[Stored data entries]
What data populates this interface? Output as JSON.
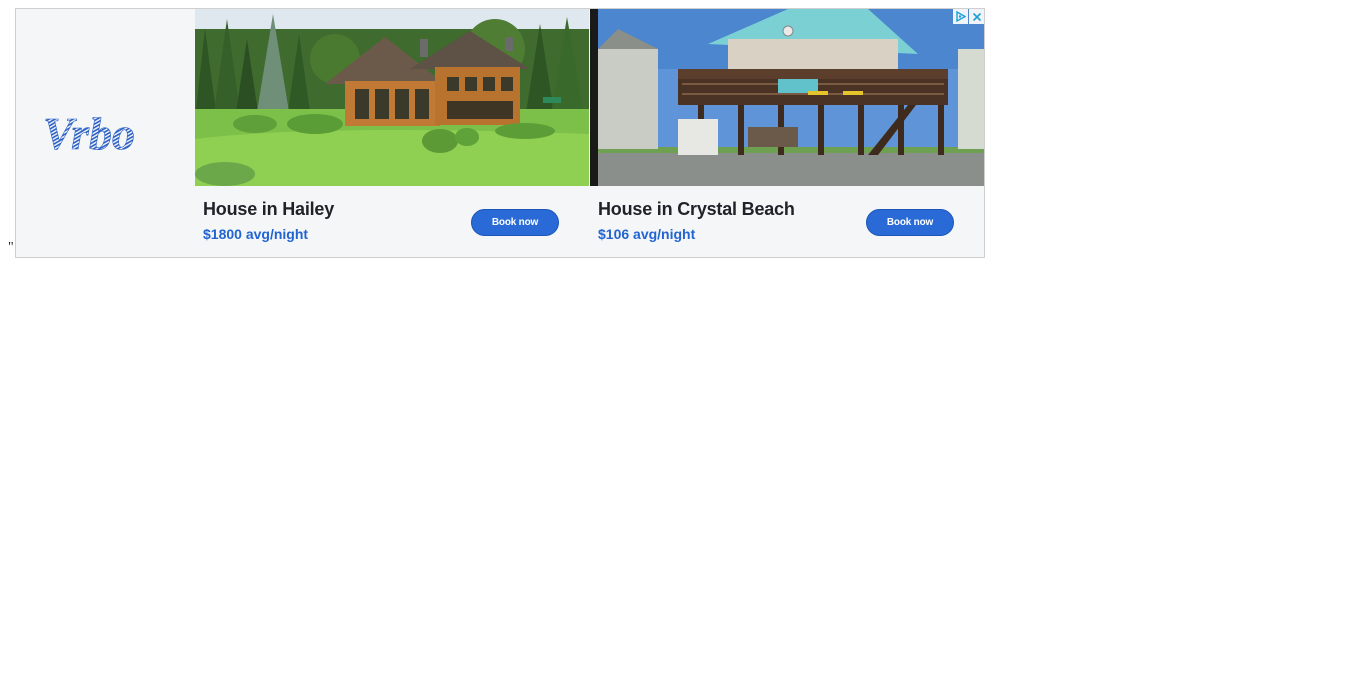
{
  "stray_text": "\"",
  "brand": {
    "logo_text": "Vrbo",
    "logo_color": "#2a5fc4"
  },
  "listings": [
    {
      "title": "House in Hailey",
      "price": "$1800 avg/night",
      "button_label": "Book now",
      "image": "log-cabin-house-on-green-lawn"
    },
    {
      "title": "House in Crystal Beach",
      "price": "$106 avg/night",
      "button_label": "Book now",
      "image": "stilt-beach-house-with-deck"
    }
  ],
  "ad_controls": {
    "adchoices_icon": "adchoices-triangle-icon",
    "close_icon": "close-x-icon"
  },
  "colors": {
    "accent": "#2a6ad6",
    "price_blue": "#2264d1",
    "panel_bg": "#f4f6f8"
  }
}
==
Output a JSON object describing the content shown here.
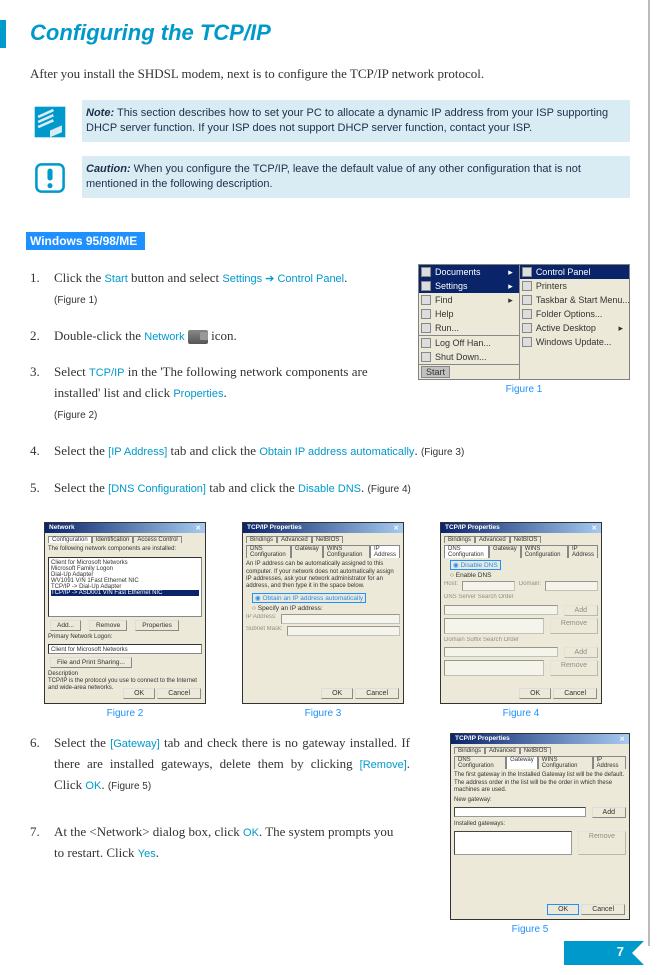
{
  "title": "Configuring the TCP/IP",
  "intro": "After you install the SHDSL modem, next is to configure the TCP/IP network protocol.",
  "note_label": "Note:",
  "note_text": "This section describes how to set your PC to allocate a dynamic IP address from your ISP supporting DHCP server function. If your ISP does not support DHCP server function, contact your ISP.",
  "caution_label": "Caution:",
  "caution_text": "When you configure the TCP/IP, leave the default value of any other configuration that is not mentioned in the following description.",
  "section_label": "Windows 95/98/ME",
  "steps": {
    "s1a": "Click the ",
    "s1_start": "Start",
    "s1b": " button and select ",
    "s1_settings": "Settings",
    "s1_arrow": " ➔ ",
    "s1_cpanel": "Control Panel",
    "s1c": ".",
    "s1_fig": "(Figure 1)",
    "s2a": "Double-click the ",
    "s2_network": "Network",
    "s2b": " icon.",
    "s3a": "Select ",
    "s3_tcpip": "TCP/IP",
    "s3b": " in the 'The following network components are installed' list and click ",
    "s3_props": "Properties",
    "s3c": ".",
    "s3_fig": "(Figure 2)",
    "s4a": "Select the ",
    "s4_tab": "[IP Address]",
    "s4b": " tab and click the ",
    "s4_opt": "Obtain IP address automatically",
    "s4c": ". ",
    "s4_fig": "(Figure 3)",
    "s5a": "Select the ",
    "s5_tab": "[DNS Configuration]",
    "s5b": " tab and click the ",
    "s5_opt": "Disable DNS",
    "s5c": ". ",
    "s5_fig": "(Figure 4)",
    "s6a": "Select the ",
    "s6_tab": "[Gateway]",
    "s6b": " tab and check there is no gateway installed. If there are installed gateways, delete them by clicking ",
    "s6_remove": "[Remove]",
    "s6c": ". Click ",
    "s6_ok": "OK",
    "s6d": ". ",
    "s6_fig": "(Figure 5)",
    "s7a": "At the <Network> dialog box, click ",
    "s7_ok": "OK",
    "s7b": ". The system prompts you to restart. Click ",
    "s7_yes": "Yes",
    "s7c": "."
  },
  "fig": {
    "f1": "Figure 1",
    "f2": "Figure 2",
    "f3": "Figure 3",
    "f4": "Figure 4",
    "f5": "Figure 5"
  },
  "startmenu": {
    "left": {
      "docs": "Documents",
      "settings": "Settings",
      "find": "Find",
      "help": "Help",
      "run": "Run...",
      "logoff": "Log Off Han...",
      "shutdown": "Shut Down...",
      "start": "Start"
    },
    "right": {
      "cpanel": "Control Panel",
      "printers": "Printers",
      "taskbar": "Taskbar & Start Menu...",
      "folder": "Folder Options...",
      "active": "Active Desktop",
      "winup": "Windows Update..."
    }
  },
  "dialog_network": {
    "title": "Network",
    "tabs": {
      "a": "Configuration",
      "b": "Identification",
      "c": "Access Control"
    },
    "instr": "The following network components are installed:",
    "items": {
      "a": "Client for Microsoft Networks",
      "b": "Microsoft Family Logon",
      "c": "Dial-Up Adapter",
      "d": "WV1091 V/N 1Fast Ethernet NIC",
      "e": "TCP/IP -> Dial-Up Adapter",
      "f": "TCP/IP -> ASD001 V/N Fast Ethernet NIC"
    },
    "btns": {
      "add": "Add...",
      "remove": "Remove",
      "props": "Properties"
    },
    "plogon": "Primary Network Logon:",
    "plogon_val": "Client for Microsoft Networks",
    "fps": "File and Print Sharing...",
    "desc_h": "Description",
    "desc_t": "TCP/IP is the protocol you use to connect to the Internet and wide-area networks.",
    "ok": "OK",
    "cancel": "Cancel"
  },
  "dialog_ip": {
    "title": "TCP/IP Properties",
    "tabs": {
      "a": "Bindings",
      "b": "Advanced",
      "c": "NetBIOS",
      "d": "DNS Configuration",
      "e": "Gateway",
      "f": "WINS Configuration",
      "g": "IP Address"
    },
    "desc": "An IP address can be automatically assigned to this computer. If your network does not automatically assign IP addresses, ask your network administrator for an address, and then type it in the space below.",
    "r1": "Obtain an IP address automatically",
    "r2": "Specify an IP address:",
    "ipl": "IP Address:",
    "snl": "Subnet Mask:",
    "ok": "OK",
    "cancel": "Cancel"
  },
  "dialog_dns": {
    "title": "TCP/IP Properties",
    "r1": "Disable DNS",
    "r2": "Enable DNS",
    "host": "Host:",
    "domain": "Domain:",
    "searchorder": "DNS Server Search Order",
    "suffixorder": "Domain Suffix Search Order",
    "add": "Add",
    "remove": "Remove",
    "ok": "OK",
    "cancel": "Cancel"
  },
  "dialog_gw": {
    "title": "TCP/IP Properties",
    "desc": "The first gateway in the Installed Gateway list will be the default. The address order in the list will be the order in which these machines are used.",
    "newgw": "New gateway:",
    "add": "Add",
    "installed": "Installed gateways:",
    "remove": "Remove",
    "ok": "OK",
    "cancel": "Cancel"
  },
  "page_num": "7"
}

▶ **GIVEN REQUEST**
Find each line with the string "Search" and copy it out.

▶ **COMPLETE ANSWER**
    "searchorder": "DNS Server Search Order",
    "suffixorder": "Domain Suffix Search Order",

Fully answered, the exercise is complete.